_EXERCISE INSTRUCTIONS_:
Scan the data that follows and count the lines with the string "pink"; answer with the count alone.

_DATA RECORDS_:
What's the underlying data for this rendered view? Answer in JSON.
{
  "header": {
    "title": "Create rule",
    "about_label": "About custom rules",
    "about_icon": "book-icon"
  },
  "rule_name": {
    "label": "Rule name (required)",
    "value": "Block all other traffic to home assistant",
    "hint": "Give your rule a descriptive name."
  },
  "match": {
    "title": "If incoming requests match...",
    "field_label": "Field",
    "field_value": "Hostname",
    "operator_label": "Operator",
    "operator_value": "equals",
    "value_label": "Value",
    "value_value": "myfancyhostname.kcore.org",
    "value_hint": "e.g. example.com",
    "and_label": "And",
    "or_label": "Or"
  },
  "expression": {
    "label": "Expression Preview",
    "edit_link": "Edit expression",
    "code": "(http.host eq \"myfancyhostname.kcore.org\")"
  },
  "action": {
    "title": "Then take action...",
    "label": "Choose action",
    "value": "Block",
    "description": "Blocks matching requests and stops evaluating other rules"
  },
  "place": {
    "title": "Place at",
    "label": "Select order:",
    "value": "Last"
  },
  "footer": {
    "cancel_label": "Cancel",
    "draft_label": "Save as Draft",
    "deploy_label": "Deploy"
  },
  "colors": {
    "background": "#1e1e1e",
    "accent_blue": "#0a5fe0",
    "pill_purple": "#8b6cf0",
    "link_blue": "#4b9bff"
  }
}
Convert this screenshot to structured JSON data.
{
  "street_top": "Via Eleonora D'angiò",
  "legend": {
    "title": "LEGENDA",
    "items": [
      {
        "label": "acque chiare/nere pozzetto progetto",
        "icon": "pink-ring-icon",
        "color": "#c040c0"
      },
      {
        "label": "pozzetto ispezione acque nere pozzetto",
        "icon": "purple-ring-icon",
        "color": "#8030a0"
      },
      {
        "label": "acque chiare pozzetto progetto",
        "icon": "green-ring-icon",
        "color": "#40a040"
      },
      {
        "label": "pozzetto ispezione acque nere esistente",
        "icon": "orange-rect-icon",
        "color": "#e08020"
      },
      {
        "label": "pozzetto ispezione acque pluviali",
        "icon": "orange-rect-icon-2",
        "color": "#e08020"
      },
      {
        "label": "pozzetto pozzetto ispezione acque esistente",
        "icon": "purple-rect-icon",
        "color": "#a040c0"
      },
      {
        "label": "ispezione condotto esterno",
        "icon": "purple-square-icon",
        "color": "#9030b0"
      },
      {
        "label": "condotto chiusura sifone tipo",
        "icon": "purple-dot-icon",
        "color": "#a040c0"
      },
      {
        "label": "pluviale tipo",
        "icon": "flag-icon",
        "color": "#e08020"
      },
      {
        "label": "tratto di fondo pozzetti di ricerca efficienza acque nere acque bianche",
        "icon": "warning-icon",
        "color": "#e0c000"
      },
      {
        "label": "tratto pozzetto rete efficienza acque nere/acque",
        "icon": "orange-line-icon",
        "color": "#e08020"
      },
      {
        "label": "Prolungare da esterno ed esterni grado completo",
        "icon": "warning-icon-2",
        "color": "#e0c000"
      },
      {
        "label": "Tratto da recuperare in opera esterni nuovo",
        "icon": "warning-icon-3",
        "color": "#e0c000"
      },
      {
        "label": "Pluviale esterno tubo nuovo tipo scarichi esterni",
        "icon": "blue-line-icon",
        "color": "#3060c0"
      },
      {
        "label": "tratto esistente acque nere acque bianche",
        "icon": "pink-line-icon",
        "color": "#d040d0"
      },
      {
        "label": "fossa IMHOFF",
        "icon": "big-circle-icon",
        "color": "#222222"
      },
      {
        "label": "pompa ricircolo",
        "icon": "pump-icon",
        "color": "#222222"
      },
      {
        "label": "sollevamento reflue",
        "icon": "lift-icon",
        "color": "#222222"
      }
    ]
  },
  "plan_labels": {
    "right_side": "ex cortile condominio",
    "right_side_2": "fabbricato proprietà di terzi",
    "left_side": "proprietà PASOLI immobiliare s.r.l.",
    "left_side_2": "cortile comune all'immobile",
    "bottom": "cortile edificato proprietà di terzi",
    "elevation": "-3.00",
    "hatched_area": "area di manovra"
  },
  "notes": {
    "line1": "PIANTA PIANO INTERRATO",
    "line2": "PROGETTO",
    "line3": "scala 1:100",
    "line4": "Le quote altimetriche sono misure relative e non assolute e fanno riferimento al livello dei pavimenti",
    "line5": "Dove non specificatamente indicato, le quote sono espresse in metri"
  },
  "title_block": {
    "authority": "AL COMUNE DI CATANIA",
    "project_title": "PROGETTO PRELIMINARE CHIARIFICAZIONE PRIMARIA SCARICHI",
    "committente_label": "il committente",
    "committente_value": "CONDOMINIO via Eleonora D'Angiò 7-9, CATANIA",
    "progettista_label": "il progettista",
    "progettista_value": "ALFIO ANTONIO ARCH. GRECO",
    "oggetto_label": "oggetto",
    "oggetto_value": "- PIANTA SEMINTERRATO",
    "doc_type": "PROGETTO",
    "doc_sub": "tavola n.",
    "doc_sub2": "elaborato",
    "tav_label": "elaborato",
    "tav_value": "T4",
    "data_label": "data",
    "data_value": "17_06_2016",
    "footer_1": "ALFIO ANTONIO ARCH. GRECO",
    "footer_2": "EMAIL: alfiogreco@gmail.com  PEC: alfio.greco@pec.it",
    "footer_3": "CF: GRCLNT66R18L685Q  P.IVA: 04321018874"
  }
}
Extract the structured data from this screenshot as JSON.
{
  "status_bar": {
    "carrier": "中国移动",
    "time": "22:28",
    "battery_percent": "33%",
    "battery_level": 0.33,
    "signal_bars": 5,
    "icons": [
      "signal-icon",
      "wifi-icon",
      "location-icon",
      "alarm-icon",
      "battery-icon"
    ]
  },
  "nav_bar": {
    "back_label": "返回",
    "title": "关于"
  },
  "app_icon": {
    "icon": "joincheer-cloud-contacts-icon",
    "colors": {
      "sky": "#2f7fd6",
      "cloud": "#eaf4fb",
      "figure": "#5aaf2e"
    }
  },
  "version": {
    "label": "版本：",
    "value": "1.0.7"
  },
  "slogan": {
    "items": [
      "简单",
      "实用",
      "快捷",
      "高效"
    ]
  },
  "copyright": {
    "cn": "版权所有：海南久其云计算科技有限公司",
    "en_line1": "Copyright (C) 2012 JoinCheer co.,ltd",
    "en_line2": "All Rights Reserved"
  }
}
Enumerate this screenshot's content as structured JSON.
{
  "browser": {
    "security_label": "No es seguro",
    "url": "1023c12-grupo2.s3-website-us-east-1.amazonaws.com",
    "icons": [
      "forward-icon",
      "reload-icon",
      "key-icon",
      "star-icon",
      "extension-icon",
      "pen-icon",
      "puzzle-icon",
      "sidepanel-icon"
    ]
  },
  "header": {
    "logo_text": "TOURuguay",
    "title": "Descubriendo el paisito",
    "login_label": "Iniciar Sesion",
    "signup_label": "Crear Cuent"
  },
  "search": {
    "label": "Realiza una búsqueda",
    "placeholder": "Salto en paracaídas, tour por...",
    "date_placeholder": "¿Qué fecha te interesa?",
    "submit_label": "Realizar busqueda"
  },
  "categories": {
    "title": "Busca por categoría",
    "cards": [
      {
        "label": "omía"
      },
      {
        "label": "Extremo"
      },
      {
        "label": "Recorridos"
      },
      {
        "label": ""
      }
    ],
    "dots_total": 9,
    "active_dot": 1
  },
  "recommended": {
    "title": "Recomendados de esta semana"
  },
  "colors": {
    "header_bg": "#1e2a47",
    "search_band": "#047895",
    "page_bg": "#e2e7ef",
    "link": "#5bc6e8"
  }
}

_EXERCISE SOLUTION_:
2